• **WHAT YOU ARE ASKED TO DO**: Omit all pictures. Copy the rest of the material exactly.

(Excerpt from a dataset)
————

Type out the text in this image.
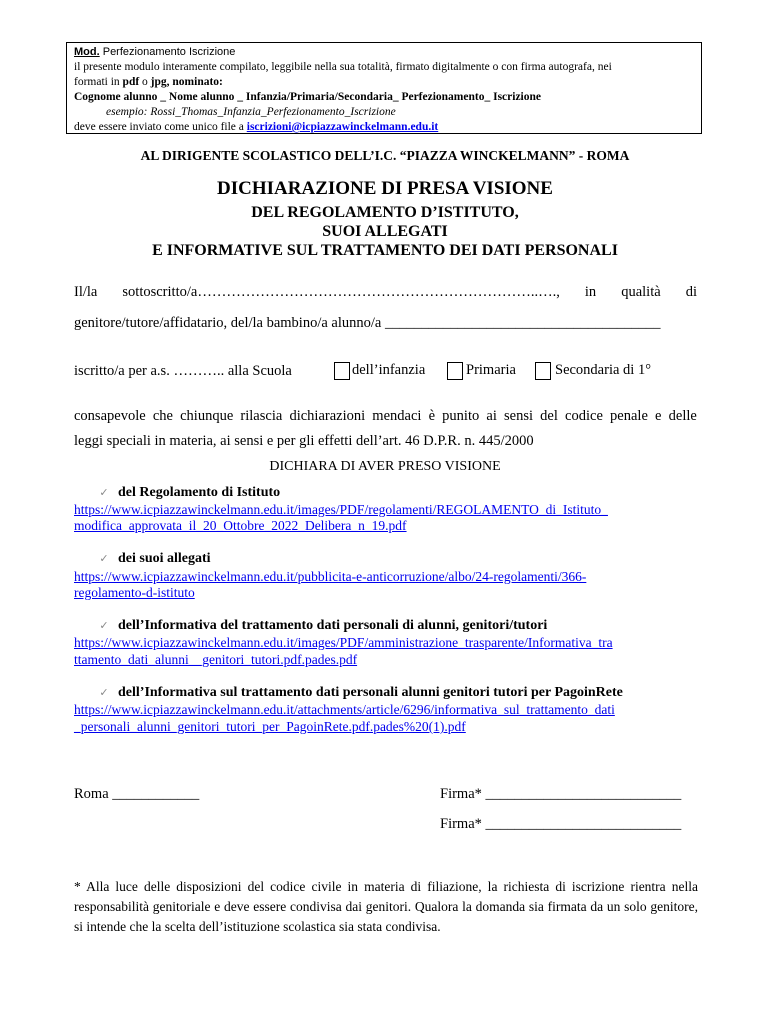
Mod. Perfezionamento Iscrizione
il presente modulo interamente compilato, leggibile nella sua totalità, firmato digitalmente o con firma autografa, nei
formati in pdf o jpg, nominato:
Cognome alunno _ Nome alunno _ Infanzia/Primaria/Secondaria_ Perfezionamento_ Iscrizione
esempio: Rossi_Thomas_Infanzia_Perfezionamento_Iscrizione
deve essere inviato come unico file a iscrizioni@icpiazzawinckelmann.edu.it
AL DIRIGENTE SCOLASTICO DELL’I.C. “PIAZZA WINCKELMANN” - ROMA
DICHIARAZIONE DI PRESA VISIONE
DEL REGOLAMENTO D’ISTITUTO,
SUOI ALLEGATI
E INFORMATIVE SUL TRATTAMENTO DEI DATI PERSONALI
Il/la sottoscritto/a……………………………………………………………..…., in qualità di
genitore/tutore/affidatario, del/la bambino/a alunno/a ______________________________________
iscritto/a per a.s. ……….. alla Scuola	dell’infanzia	Primaria	Secondaria di 1°
consapevole che chiunque rilascia dichiarazioni mendaci è punito ai sensi del codice penale e delle
leggi speciali in materia, ai sensi e per gli effetti dell’art. 46 D.P.R. n. 445/2000
DICHIARA DI AVER PRESO VISIONE
✓ del Regolamento di Istituto
https://www.icpiazzawinckelmann.edu.it/images/PDF/regolamenti/REGOLAMENTO_di_Istituto_
modifica_approvata_il_20_Ottobre_2022_Delibera_n_19.pdf
✓ dei suoi allegati
https://www.icpiazzawinckelmann.edu.it/pubblicita-e-anticorruzione/albo/24-regolamenti/366-
regolamento-d-istituto
✓ dell’Informativa del trattamento dati personali di alunni, genitori/tutori
https://www.icpiazzawinckelmann.edu.it/images/PDF/amministrazione_trasparente/Informativa_tra
ttamento_dati_alunni__genitori_tutori.pdf.pades.pdf
✓ dell’Informativa sul trattamento dati personali alunni genitori tutori per PagoinRete
https://www.icpiazzawinckelmann.edu.it/attachments/article/6296/informativa_sul_trattamento_dati
_personali_alunni_genitori_tutori_per_PagoinRete.pdf.pades%20(1).pdf
Roma ____________	Firma* ___________________________
Firma* ___________________________
* Alla luce delle disposizioni del codice civile in materia di filiazione, la richiesta di iscrizione rientra nella responsabilità genitoriale e deve essere condivisa dai genitori. Qualora la domanda sia firmata da un solo genitore, si intende che la scelta dell’istituzione scolastica sia stata condivisa.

————

• **TASK ANSWER**:
Type out the text in this image.
Mod. Perfezionamento Iscrizione
il presente modulo interamente compilato, leggibile nella sua totalità, firmato digitalmente o con firma autografa, nei
formati in pdf o jpg, nominato:
Cognome alunno _ Nome alunno _ Infanzia/Primaria/Secondaria_ Perfezionamento_ Iscrizione
esempio: Rossi_Thomas_Infanzia_Perfezionamento_Iscrizione
deve essere inviato come unico file a iscrizioni@icpiazzawinckelmann.edu.it
AL DIRIGENTE SCOLASTICO DELL’I.C. “PIAZZA WINCKELMANN” - ROMA
DICHIARAZIONE DI PRESA VISIONE
DEL REGOLAMENTO D’ISTITUTO,
SUOI ALLEGATI
E INFORMATIVE SUL TRATTAMENTO DEI DATI PERSONALI
Il/la sottoscritto/a……………………………………………………………..…., in qualità di
genitore/tutore/affidatario, del/la bambino/a alunno/a ______________________________________
iscritto/a per a.s. ……….. alla Scuola	dell’infanzia	Primaria	Secondaria di 1°
consapevole che chiunque rilascia dichiarazioni mendaci è punito ai sensi del codice penale e delle
leggi speciali in materia, ai sensi e per gli effetti dell’art. 46 D.P.R. n. 445/2000
DICHIARA DI AVER PRESO VISIONE
✓ del Regolamento di Istituto
https://www.icpiazzawinckelmann.edu.it/images/PDF/regolamenti/REGOLAMENTO_di_Istituto_
modifica_approvata_il_20_Ottobre_2022_Delibera_n_19.pdf
✓ dei suoi allegati
https://www.icpiazzawinckelmann.edu.it/pubblicita-e-anticorruzione/albo/24-regolamenti/366-
regolamento-d-istituto
✓ dell’Informativa del trattamento dati personali di alunni, genitori/tutori
https://www.icpiazzawinckelmann.edu.it/images/PDF/amministrazione_trasparente/Informativa_tra
ttamento_dati_alunni__genitori_tutori.pdf.pades.pdf
✓ dell’Informativa sul trattamento dati personali alunni genitori tutori per PagoinRete
https://www.icpiazzawinckelmann.edu.it/attachments/article/6296/informativa_sul_trattamento_dati
_personali_alunni_genitori_tutori_per_PagoinRete.pdf.pades%20(1).pdf
Roma ____________	Firma* ___________________________
Firma* ___________________________
* Alla luce delle disposizioni del codice civile in materia di filiazione, la richiesta di iscrizione rientra nella responsabilità genitoriale e deve essere condivisa dai genitori. Qualora la domanda sia firmata da un solo genitore, si intende che la scelta dell’istituzione scolastica sia stata condivisa.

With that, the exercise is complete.